=== Stated goal ===
Omit every image, and transcribe the remaining entries exactly as given.

=== Dataset ===
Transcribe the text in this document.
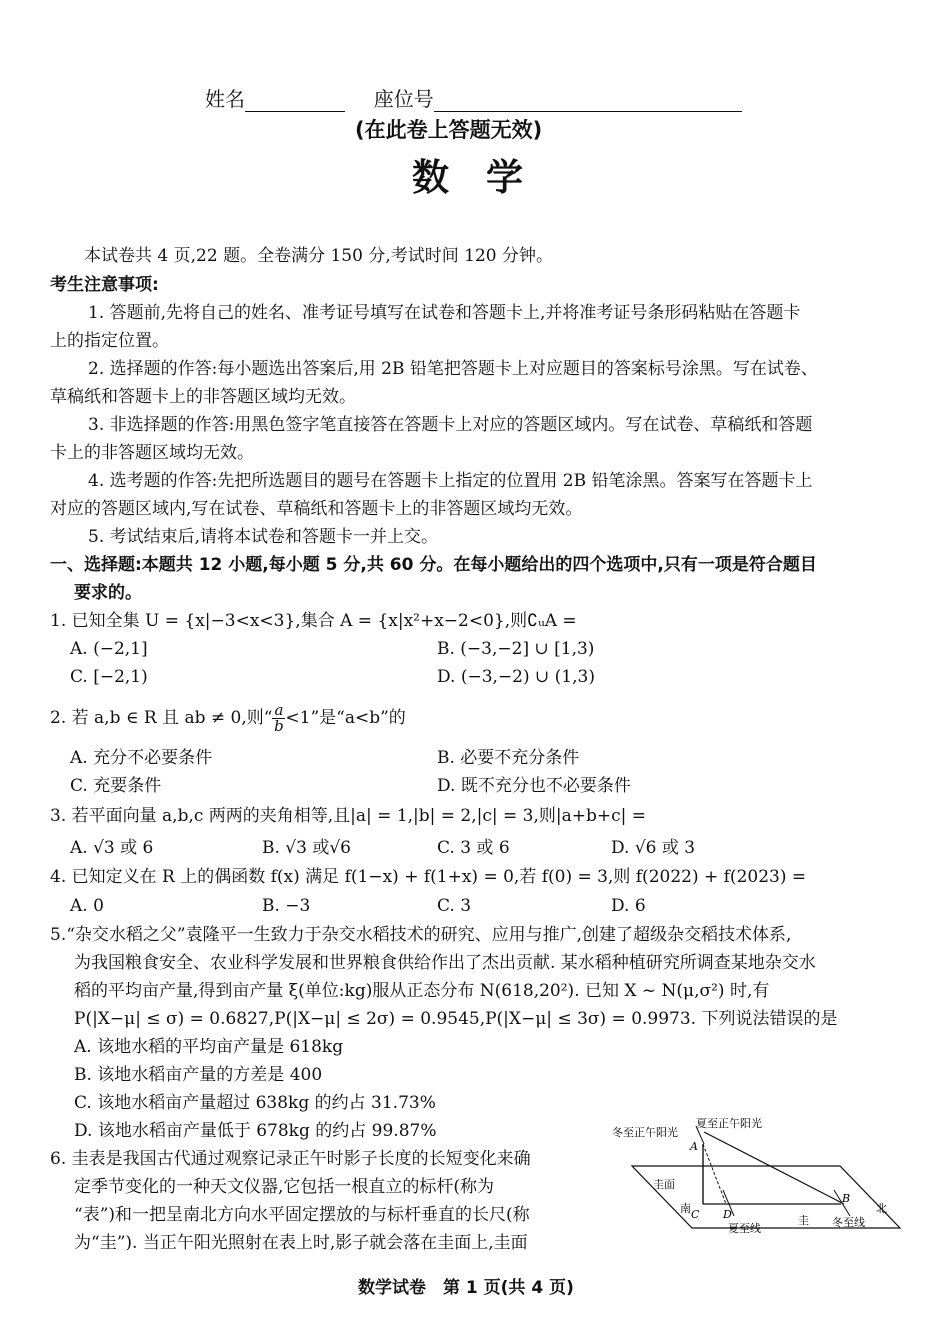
姓名	座位号
(在此卷上答题无效)
数　学
本试卷共 4 页,22 题。全卷满分 150 分,考试时间 120 分钟。
考生注意事项:
1. 答题前,先将自己的姓名、准考证号填写在试卷和答题卡上,并将准考证号条形码粘贴在答题卡
上的指定位置。
2. 选择题的作答:每小题选出答案后,用 2B 铅笔把答题卡上对应题目的答案标号涂黑。写在试卷、
草稿纸和答题卡上的非答题区域均无效。
3. 非选择题的作答:用黑色签字笔直接答在答题卡上对应的答题区域内。写在试卷、草稿纸和答题
卡上的非答题区域均无效。
4. 选考题的作答:先把所选题目的题号在答题卡上指定的位置用 2B 铅笔涂黑。答案写在答题卡上
对应的答题区域内,写在试卷、草稿纸和答题卡上的非答题区域均无效。
5. 考试结束后,请将本试卷和答题卡一并上交。
一、选择题:本题共 12 小题,每小题 5 分,共 60 分。在每小题给出的四个选项中,只有一项是符合题目
要求的。
1. 已知全集 U = {x|−3<x<3},集合 A = {x|x²+x−2<0},则∁ᵤA =
A. (−2,1]	B. (−3,−2] ∪ [1,3)
C. [−2,1)	D. (−3,−2) ∪ (1,3)
2. 若 a,b ∈ R 且 ab ≠ 0,则“ $\frac{a}{b} <1$”是“a<b”的
A. 充分不必要条件	B. 必要不充分条件
C. 充要条件	D. 既不充分也不必要条件
3. 若平面向量 a,b,c 两两的夹角相等,且|a| = 1,|b| = 2,|c| = 3,则|a+b+c| =
A. √3 或 6	B. √3 或√6	C. 3 或 6	D. √6 或 3
4. 已知定义在 R 上的偶函数 f(x) 满足 f(1−x) + f(1+x) = 0,若 f(0) = 3,则 f(2022) + f(2023) =
A. 0	B. −3	C. 3	D. 6
5.“杂交水稻之父”袁隆平一生致力于杂交水稻技术的研究、应用与推广,创建了超级杂交稻技术体系,
为我国粮食安全、农业科学发展和世界粮食供给作出了杰出贡献. 某水稻种植研究所调查某地杂交水
稻的平均亩产量,得到亩产量 ξ(单位:kg)服从正态分布 N(618,20²). 已知 X ~ N(μ,σ²) 时,有
P(|X−μ| ≤ σ) = 0.6827,P(|X−μ| ≤ 2σ) = 0.9545,P(|X−μ| ≤ 3σ) = 0.9973. 下列说法错误的是
A. 该地水稻的平均亩产量是 618kg
B. 该地水稻亩产量的方差是 400
C. 该地水稻亩产量超过 638kg 的约占 31.73%
D. 该地水稻亩产量低于 678kg 的约占 99.87%
6. 圭表是我国古代通过观察记录正午时影子长度的长短变化来确
定季节变化的一种天文仪器,它包括一根直立的标杆(称为
“表”)和一把呈南北方向水平固定摆放的与标杆垂直的长尺(称
为“圭”). 当正午阳光照射在表上时,影子就会落在圭面上,圭面
冬至正午阳光
夏至正午阳光
圭面
南	北
圭
夏至线	冬至线
A
B
C D
数学试卷　第 1 页(共 4 页)
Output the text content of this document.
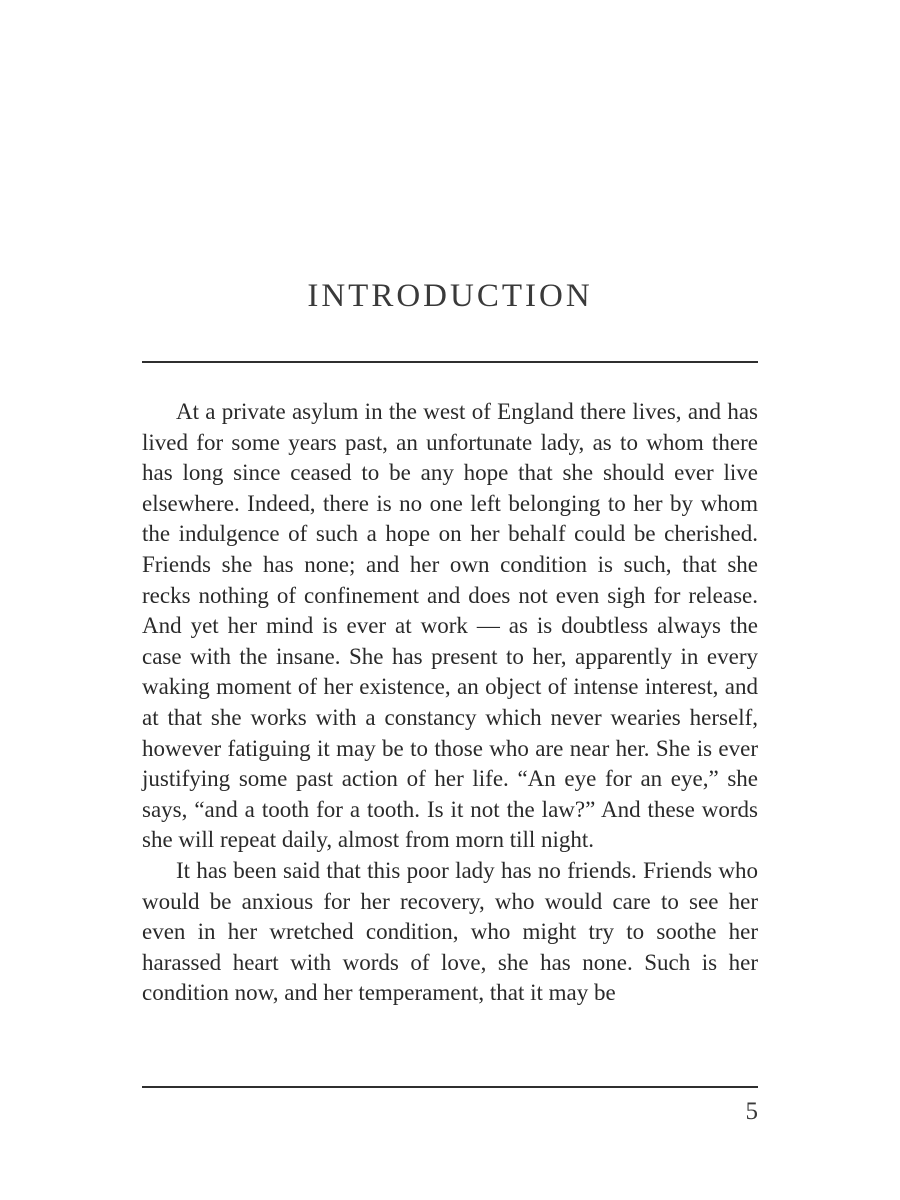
INTRODUCTION

At a private asylum in the west of England there lives, and has lived for some years past, an unfortunate lady, as to whom there has long since ceased to be any hope that she should ever live elsewhere. Indeed, there is no one left belonging to her by whom the indulgence of such a hope on her behalf could be cherished. Friends she has none; and her own condition is such, that she recks nothing of confinement and does not even sigh for release. And yet her mind is ever at work — as is doubtless always the case with the insane. She has present to her, apparently in every waking moment of her existence, an object of intense interest, and at that she works with a constancy which never wearies herself, however fatiguing it may be to those who are near her. She is ever justifying some past action of her life. “An eye for an eye,” she says, “and a tooth for a tooth. Is it not the law?” And these words she will repeat daily, almost from morn till night.

It has been said that this poor lady has no friends. Friends who would be anxious for her recovery, who would care to see her even in her wretched condition, who might try to soothe her harassed heart with words of love, she has none. Such is her condition now, and her temperament, that it may be

5
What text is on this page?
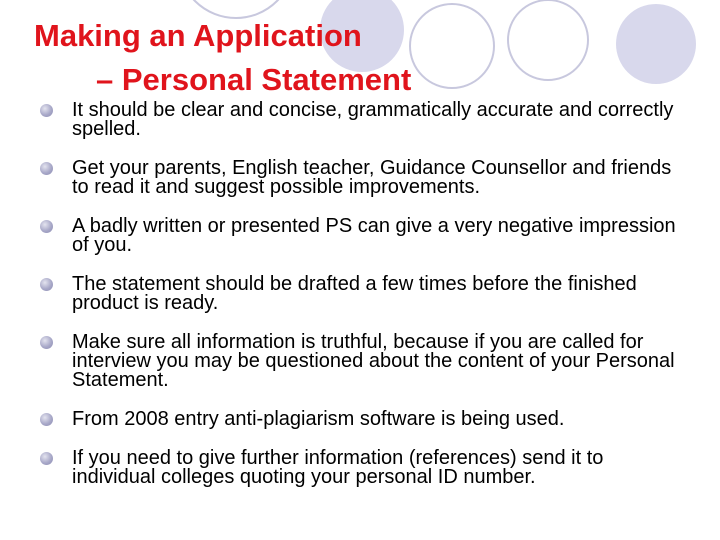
Making an Application
– Personal Statement
It should be clear and concise, grammatically accurate and correctly spelled.
Get your parents, English teacher, Guidance Counsellor and friends to read it and suggest possible improvements.
A badly written or presented PS can give a very negative impression of you.
The statement should be drafted a few times before the finished product is ready.
Make sure all information is truthful, because if you are called for interview you may be questioned about the content of your Personal Statement.
From 2008 entry anti-plagiarism software is being used.
If you need to give further information (references) send it to individual colleges quoting your personal ID number.
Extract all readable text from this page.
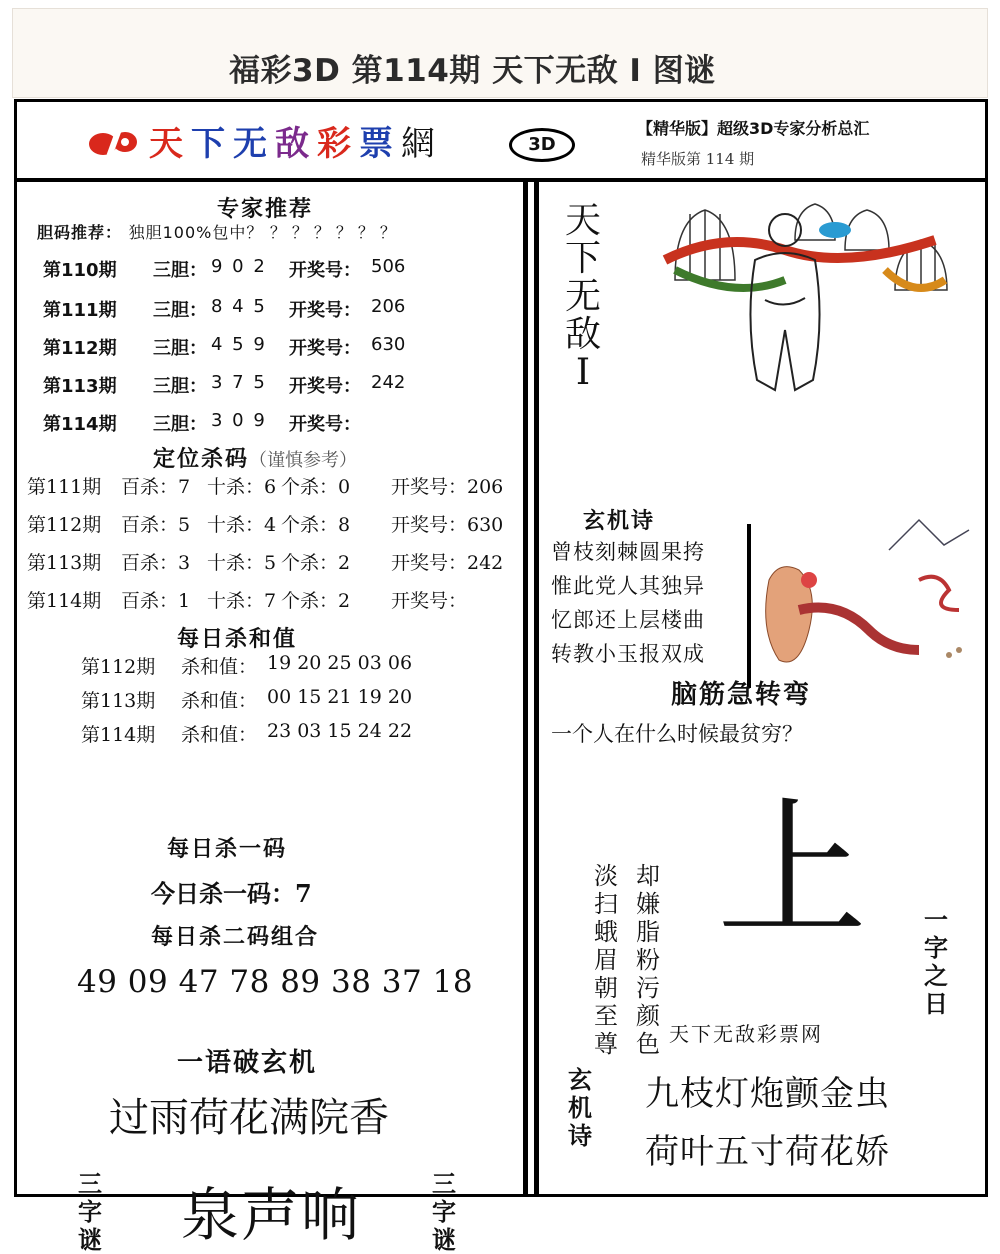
福彩3D 第114期 天下无敌 I 图谜
天下无敌彩票網	3D
【精华版】超级3D专家分析总汇
精华版第 114 期
专家推荐
胆码推荐： 独胆100%包中？ ？？？？？？
第110期 三胆： 9 0 2 开奖号： 506
第111期 三胆： 8 4 5 开奖号： 206
第112期 三胆： 4 5 9 开奖号： 630
第113期 三胆： 3 7 5 开奖号： 242
第114期 三胆： 3 0 9 开奖号：
定位杀码（谨慎参考）
第111期 百杀：7 十杀：6 个杀：0 开奖号：206
第112期 百杀：5 十杀：4 个杀：8 开奖号：630
第113期 百杀：3 十杀：5 个杀：2 开奖号：242
第114期 百杀：1 十杀：7 个杀：2 开奖号：
每日杀和值
第112期 杀和值： 19 20 25 03 06
第113期 杀和值： 00 15 21 19 20
第114期 杀和值： 23 03 15 24 22
每日杀一码
今日杀一码：7
每日杀二码组合
49 09 47 78 89 38 37 18
一语破玄机
过雨荷花满院香
三
字
谜 泉声响	三
字
谜
天
下
无
敌
I
玄机诗
曾枝刻棘圆果挎
惟此党人其独异
忆郎还上层楼曲
转教小玉报双成
脑筋急转弯
一个人在什么时候最贫穷？
淡
扫
蛾
眉
朝
至
尊
却
嫌
脂
粉
污
颜
色
上 一
字
之
日
天下无敌彩票网
玄
机
诗
九枝灯炧颤金虫
荷叶五寸荷花娇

=== Task output ===
Transcribe the text in this document.
姓名	座位号
(在此卷上答题无效)
数　学
本试卷共 4 页,22 题。全卷满分 150 分,考试时间 120 分钟。
考生注意事项:
1. 答题前,先将自己的姓名、准考证号填写在试卷和答题卡上,并将准考证号条形码粘贴在答题卡
上的指定位置。
2. 选择题的作答:每小题选出答案后,用 2B 铅笔把答题卡上对应题目的答案标号涂黑。写在试卷、
草稿纸和答题卡上的非答题区域均无效。
3. 非选择题的作答:用黑色签字笔直接答在答题卡上对应的答题区域内。写在试卷、草稿纸和答题
卡上的非答题区域均无效。
4. 选考题的作答:先把所选题目的题号在答题卡上指定的位置用 2B 铅笔涂黑。答案写在答题卡上
对应的答题区域内,写在试卷、草稿纸和答题卡上的非答题区域均无效。
5. 考试结束后,请将本试卷和答题卡一并上交。
一、选择题:本题共 12 小题,每小题 5 分,共 60 分。在每小题给出的四个选项中,只有一项是符合题目
要求的。
1. 已知全集 U = {x|−3<x<3},集合 A = {x|x²+x−2<0},则∁ᵤA =
A. (−2,1]	B. (−3,−2] ∪ [1,3)
C. [−2,1)	D. (−3,−2) ∪ (1,3)
2. 若 a,b ∈ R 且 ab ≠ 0,则“ $\frac{a}{b} <1$”是“a<b”的
A. 充分不必要条件	B. 必要不充分条件
C. 充要条件	D. 既不充分也不必要条件
3. 若平面向量 a,b,c 两两的夹角相等,且|a| = 1,|b| = 2,|c| = 3,则|a+b+c| =
A. √3 或 6	B. √3 或√6	C. 3 或 6	D. √6 或 3
4. 已知定义在 R 上的偶函数 f(x) 满足 f(1−x) + f(1+x) = 0,若 f(0) = 3,则 f(2022) + f(2023) =
A. 0	B. −3	C. 3	D. 6
5.“杂交水稻之父”袁隆平一生致力于杂交水稻技术的研究、应用与推广,创建了超级杂交稻技术体系,
为我国粮食安全、农业科学发展和世界粮食供给作出了杰出贡献. 某水稻种植研究所调查某地杂交水
稻的平均亩产量,得到亩产量 ξ(单位:kg)服从正态分布 N(618,20²). 已知 X ~ N(μ,σ²) 时,有
P(|X−μ| ≤ σ) = 0.6827,P(|X−μ| ≤ 2σ) = 0.9545,P(|X−μ| ≤ 3σ) = 0.9973. 下列说法错误的是
A. 该地水稻的平均亩产量是 618kg
B. 该地水稻亩产量的方差是 400
C. 该地水稻亩产量超过 638kg 的约占 31.73%
D. 该地水稻亩产量低于 678kg 的约占 99.87%
6. 圭表是我国古代通过观察记录正午时影子长度的长短变化来确
定季节变化的一种天文仪器,它包括一根直立的标杆(称为
“表”)和一把呈南北方向水平固定摆放的与标杆垂直的长尺(称
为“圭”). 当正午阳光照射在表上时,影子就会落在圭面上,圭面
冬至正午阳光
夏至正午阳光
圭面
南	北
圭
夏至线	冬至线
A
B
C D
数学试卷　第 1 页(共 4 页)
Output the text content of this document.
INTRODUCTION

At a private asylum in the west of England there lives, and has lived for some years past, an unfortunate lady, as to whom there has long since ceased to be any hope that she should ever live elsewhere. Indeed, there is no one left belonging to her by whom the indulgence of such a hope on her behalf could be cherished. Friends she has none; and her own condition is such, that she recks nothing of confinement and does not even sigh for release. And yet her mind is ever at work — as is doubtless always the case with the insane. She has present to her, apparently in every waking moment of her existence, an object of intense interest, and at that she works with a constancy which never wearies herself, however fatiguing it may be to those who are near her. She is ever justifying some past action of her life. “An eye for an eye,” she says, “and a tooth for a tooth. Is it not the law?” And these words she will repeat daily, almost from morn till night.

It has been said that this poor lady has no friends. Friends who would be anxious for her recovery, who would care to see her even in her wretched condition, who might try to soothe her harassed heart with words of love, she has none. Such is her condition now, and her temperament, that it may be

5
What text is on this page?
Making an Application
– Personal Statement
It should be clear and concise, grammatically accurate and correctly spelled.
Get your parents, English teacher, Guidance Counsellor and friends to read it and suggest possible improvements.
A badly written or presented PS can give a very negative impression of you.
The statement should be drafted a few times before the finished product is ready.
Make sure all information is truthful, because if you are called for interview you may be questioned about the content of your Personal Statement.
From 2008 entry anti-plagiarism software is being used.
If you need to give further information (references) send it to individual colleges quoting your personal ID number.
Extract all readable text from this page.
福彩3D 第114期 天下无敌 I 图谜
天下无敌彩票網	3D
【精华版】超级3D专家分析总汇
精华版第 114 期
专家推荐
胆码推荐： 独胆100%包中？ ？？？？？？
第110期 三胆： 9 0 2 开奖号： 506
第111期 三胆： 8 4 5 开奖号： 206
第112期 三胆： 4 5 9 开奖号： 630
第113期 三胆： 3 7 5 开奖号： 242
第114期 三胆： 3 0 9 开奖号：
定位杀码（谨慎参考）
第111期 百杀：7 十杀：6 个杀：0 开奖号：206
第112期 百杀：5 十杀：4 个杀：8 开奖号：630
第113期 百杀：3 十杀：5 个杀：2 开奖号：242
第114期 百杀：1 十杀：7 个杀：2 开奖号：
每日杀和值
第112期 杀和值： 19 20 25 03 06
第113期 杀和值： 00 15 21 19 20
第114期 杀和值： 23 03 15 24 22
每日杀一码
今日杀一码：7
每日杀二码组合
49 09 47 78 89 38 37 18
一语破玄机
过雨荷花满院香
三
字
谜 泉声响	三
字
谜
天
下
无
敌
I
玄机诗
曾枝刻棘圆果挎
惟此党人其独异
忆郎还上层楼曲
转教小玉报双成
脑筋急转弯
一个人在什么时候最贫穷？
淡
扫
蛾
眉
朝
至
尊
却
嫌
脂
粉
污
颜
色
上 一
字
之
日
天下无敌彩票网
玄
机
诗
九枝灯炧颤金虫
荷叶五寸荷花娇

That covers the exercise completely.